• [Exercise description] Please write out the listing below verbatim, from its first line up to and including the line that contains "x-tick-label: 160 [688,588,710,598]".
--- start of Material provided ---
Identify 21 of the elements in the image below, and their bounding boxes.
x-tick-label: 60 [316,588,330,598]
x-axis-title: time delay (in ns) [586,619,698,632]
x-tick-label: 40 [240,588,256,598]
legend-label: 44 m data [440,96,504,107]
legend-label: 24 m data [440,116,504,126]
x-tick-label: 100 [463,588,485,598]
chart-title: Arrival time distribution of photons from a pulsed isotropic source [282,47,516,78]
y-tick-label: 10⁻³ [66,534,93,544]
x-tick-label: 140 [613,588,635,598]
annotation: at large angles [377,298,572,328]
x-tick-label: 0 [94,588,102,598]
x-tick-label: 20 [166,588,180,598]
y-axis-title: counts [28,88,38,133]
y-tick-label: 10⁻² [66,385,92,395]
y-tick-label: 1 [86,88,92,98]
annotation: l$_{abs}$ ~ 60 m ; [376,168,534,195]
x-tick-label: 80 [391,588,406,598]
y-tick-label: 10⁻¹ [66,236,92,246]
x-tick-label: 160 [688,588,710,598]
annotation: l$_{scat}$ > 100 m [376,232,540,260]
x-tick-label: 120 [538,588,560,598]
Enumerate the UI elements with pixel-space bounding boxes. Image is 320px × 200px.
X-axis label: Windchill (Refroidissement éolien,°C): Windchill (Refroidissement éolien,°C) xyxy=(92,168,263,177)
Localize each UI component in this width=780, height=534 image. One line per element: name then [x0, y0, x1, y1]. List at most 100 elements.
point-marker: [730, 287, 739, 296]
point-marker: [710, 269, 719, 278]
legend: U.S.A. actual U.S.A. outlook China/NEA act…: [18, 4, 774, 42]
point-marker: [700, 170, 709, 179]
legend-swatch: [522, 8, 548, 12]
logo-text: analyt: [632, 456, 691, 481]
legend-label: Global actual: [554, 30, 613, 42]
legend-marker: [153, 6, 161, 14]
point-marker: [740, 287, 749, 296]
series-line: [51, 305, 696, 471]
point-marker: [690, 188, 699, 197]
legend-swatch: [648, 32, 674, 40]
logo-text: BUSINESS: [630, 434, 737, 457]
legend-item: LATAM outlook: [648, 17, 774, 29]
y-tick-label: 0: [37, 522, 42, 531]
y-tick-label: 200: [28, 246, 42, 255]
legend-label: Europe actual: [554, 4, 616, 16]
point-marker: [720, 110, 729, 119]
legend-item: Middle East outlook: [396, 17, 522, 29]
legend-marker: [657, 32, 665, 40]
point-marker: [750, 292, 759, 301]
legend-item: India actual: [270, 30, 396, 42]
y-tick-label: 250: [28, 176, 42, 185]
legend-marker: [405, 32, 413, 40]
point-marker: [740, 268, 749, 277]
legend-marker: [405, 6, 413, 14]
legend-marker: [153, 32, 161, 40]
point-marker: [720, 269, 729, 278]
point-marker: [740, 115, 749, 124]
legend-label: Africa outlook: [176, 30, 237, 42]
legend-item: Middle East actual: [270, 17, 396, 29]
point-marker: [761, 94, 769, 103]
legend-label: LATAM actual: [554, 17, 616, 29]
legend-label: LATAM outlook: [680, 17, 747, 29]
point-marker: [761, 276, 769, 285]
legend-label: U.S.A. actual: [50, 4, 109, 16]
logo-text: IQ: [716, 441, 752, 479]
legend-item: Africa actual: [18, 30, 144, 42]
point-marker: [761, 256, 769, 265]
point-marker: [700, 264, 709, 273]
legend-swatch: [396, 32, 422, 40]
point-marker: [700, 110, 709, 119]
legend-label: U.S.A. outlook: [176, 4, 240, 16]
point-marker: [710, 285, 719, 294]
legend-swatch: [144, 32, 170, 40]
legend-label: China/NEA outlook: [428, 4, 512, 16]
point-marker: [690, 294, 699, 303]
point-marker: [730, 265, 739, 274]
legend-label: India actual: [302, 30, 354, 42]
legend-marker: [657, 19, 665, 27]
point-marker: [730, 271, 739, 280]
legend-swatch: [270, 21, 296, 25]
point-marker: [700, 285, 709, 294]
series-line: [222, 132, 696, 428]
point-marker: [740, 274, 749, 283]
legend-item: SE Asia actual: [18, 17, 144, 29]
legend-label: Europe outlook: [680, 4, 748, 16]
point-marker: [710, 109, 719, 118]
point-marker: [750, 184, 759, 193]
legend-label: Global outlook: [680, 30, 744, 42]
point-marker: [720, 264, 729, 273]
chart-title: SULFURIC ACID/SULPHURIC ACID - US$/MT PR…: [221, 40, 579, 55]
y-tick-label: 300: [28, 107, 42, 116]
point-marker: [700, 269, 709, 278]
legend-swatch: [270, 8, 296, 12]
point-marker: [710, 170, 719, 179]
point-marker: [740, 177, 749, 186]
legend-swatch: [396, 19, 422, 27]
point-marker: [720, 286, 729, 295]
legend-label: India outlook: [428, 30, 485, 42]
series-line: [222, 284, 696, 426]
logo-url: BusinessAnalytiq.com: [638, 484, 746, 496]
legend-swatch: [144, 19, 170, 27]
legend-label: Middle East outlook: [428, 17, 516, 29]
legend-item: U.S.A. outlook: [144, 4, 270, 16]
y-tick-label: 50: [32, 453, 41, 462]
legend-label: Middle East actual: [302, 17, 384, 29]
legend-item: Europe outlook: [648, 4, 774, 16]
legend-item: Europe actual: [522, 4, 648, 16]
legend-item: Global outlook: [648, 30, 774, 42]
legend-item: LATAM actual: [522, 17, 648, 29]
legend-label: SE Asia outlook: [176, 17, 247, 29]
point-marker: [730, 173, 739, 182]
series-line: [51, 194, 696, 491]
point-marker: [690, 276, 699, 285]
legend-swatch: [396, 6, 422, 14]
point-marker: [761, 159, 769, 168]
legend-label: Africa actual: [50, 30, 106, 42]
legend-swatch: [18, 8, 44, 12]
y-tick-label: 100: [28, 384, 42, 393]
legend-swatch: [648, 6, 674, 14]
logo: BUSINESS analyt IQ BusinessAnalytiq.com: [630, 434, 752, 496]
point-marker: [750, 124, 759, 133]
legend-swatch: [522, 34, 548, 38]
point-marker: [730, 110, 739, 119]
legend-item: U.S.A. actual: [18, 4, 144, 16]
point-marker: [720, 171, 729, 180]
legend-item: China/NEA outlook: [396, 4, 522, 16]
--- end of Material provided ---
• [Response to the exercise]
Identify 21 of the elements in the image below, and their bounding boxes.
x-tick-label: 60 [316,588,330,598]
x-axis-title: time delay (in ns) [586,619,698,632]
x-tick-label: 40 [240,588,256,598]
legend-label: 44 m data [440,96,504,107]
legend-label: 24 m data [440,116,504,126]
x-tick-label: 100 [463,588,485,598]
chart-title: Arrival time distribution of photons from a pulsed isotropic source [282,47,516,78]
y-tick-label: 10⁻³ [66,534,93,544]
x-tick-label: 140 [613,588,635,598]
annotation: at large angles [377,298,572,328]
x-tick-label: 0 [94,588,102,598]
x-tick-label: 20 [166,588,180,598]
y-axis-title: counts [28,88,38,133]
y-tick-label: 10⁻² [66,385,92,395]
y-tick-label: 1 [86,88,92,98]
annotation: l$_{abs}$ ~ 60 m ; [376,168,534,195]
x-tick-label: 80 [391,588,406,598]
y-tick-label: 10⁻¹ [66,236,92,246]
x-tick-label: 160 [688,588,710,598]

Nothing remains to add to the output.